*INSTRUCTION*
Every line below that contains "name" is to be copied.

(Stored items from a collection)
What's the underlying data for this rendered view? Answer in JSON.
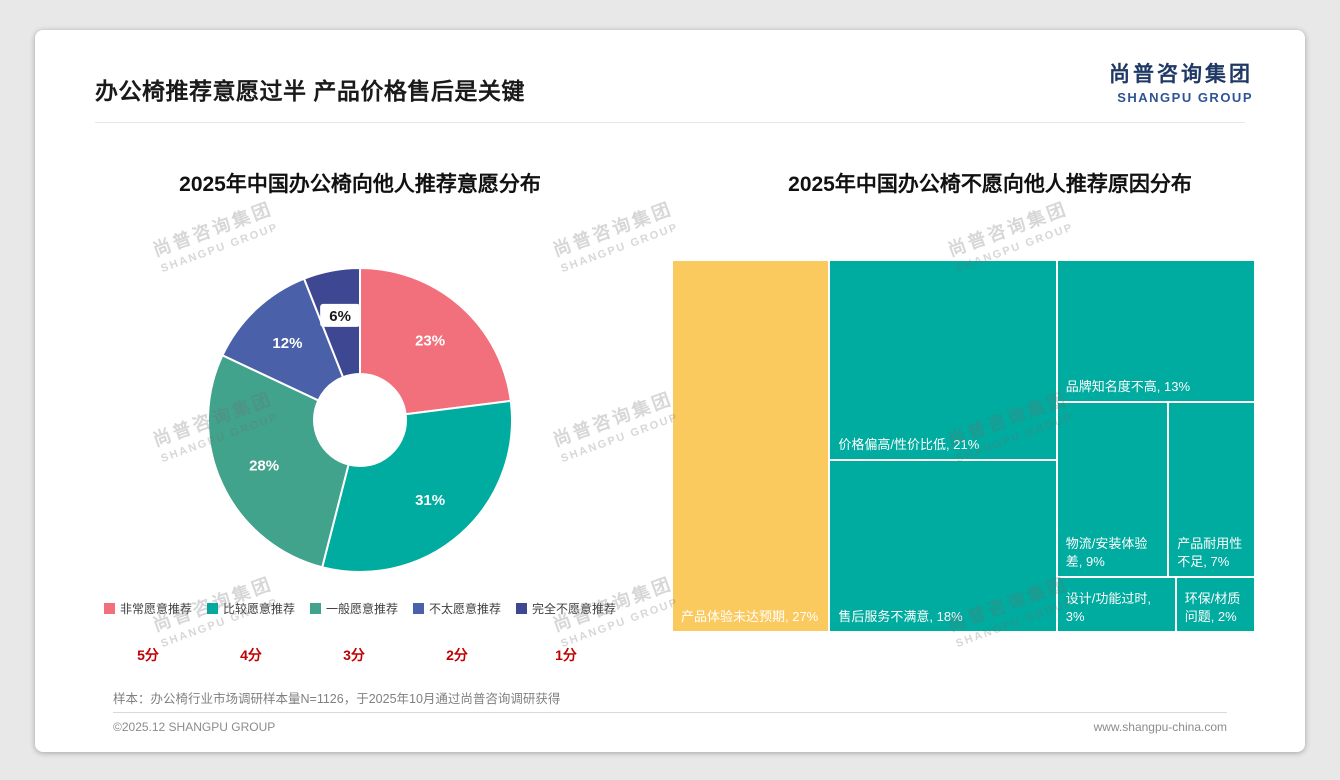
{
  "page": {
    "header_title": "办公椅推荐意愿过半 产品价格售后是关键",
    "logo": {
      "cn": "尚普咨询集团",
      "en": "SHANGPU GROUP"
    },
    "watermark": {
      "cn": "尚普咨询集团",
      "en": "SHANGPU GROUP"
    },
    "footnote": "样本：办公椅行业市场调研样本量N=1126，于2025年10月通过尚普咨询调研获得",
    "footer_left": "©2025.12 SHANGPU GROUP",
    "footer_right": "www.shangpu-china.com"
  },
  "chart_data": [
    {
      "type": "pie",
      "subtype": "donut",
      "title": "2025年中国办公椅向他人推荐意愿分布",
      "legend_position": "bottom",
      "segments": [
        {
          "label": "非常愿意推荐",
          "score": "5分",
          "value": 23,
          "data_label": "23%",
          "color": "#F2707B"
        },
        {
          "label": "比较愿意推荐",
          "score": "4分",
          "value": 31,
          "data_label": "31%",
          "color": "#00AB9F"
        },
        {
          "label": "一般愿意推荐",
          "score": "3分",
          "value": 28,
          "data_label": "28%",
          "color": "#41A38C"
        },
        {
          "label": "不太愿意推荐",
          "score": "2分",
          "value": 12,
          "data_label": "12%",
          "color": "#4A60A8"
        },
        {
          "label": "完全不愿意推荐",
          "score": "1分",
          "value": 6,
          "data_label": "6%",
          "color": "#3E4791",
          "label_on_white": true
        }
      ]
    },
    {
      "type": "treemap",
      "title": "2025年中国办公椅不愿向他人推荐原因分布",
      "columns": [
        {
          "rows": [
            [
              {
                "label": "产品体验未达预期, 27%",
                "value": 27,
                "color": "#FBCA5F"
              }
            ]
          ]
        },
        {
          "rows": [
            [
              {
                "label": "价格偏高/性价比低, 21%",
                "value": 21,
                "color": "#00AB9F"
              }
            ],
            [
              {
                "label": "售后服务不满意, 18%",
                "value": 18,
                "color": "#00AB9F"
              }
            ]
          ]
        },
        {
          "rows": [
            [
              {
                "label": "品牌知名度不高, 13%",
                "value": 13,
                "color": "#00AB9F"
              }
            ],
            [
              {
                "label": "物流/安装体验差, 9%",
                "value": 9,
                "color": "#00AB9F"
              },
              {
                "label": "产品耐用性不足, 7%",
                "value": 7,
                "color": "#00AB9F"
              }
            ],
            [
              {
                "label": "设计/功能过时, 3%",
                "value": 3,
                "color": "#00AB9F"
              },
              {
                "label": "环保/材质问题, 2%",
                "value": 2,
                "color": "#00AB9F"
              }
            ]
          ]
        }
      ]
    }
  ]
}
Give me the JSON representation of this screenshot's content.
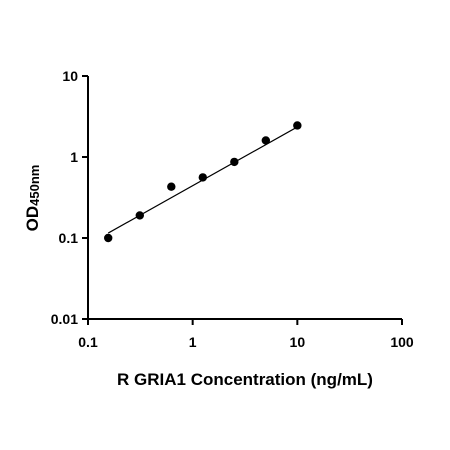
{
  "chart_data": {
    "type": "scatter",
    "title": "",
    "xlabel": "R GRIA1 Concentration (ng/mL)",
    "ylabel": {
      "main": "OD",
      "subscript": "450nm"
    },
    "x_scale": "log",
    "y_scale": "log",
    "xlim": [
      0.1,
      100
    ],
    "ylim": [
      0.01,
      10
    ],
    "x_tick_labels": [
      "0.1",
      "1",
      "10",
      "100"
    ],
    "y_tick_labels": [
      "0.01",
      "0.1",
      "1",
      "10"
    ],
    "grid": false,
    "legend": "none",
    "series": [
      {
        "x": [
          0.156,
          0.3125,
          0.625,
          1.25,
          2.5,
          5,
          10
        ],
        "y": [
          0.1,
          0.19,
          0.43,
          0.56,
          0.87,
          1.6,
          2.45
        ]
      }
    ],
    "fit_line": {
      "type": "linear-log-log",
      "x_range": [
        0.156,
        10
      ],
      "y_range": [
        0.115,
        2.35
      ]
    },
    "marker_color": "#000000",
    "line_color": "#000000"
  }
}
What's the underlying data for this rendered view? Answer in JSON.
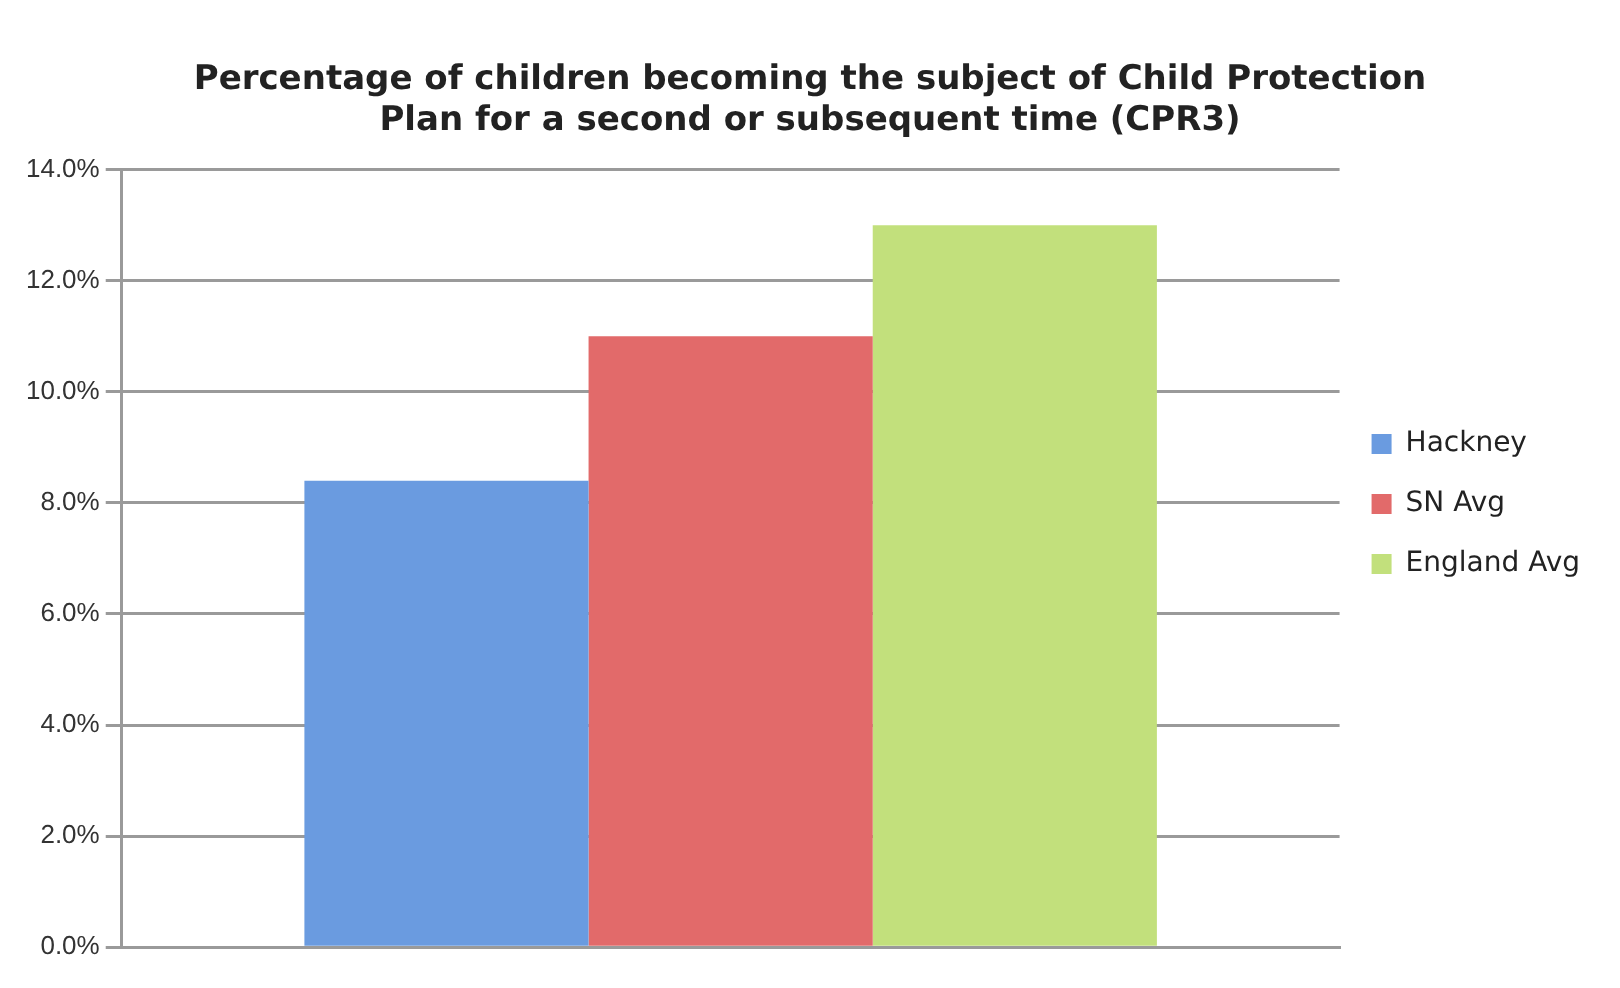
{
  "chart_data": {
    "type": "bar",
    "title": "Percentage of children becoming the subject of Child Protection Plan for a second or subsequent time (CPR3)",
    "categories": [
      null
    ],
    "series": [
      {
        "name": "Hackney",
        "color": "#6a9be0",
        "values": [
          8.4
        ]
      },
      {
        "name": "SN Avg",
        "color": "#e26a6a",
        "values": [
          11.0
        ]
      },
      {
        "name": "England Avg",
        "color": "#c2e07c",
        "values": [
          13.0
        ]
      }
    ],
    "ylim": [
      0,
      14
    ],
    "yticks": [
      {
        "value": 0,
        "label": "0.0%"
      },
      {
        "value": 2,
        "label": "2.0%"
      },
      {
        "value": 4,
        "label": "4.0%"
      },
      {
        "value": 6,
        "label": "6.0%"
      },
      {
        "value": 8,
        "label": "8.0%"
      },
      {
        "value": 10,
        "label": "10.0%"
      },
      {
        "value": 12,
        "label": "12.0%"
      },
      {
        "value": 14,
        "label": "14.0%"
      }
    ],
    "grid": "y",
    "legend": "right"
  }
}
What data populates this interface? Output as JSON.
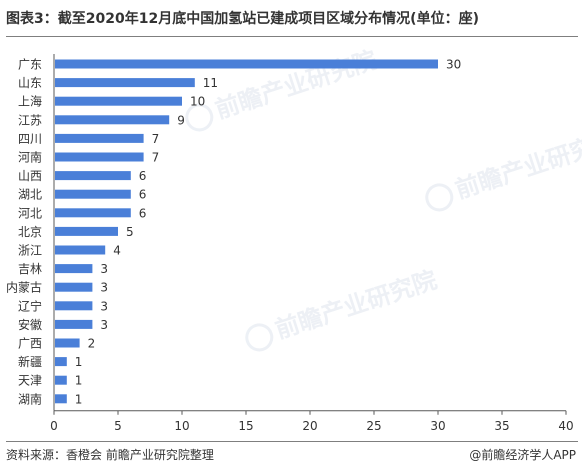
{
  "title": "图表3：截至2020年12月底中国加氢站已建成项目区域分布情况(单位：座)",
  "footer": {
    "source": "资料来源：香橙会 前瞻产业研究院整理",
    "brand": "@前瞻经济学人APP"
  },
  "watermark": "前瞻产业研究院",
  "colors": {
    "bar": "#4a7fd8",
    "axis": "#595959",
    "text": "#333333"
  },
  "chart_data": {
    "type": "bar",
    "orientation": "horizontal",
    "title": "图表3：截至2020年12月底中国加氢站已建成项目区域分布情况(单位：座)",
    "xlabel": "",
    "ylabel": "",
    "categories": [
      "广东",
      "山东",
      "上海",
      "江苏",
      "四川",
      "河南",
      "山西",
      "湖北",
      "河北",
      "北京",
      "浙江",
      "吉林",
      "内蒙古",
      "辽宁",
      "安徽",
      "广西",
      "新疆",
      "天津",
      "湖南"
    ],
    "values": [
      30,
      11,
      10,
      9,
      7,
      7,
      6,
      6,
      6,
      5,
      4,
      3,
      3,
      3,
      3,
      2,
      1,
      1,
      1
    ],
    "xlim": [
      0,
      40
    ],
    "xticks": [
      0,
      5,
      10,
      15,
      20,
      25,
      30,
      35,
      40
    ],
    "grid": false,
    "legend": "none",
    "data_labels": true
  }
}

*TASK OUTPUT*
        "name": "Hackney",
        "name": "SN Avg",
        "name": "England Avg",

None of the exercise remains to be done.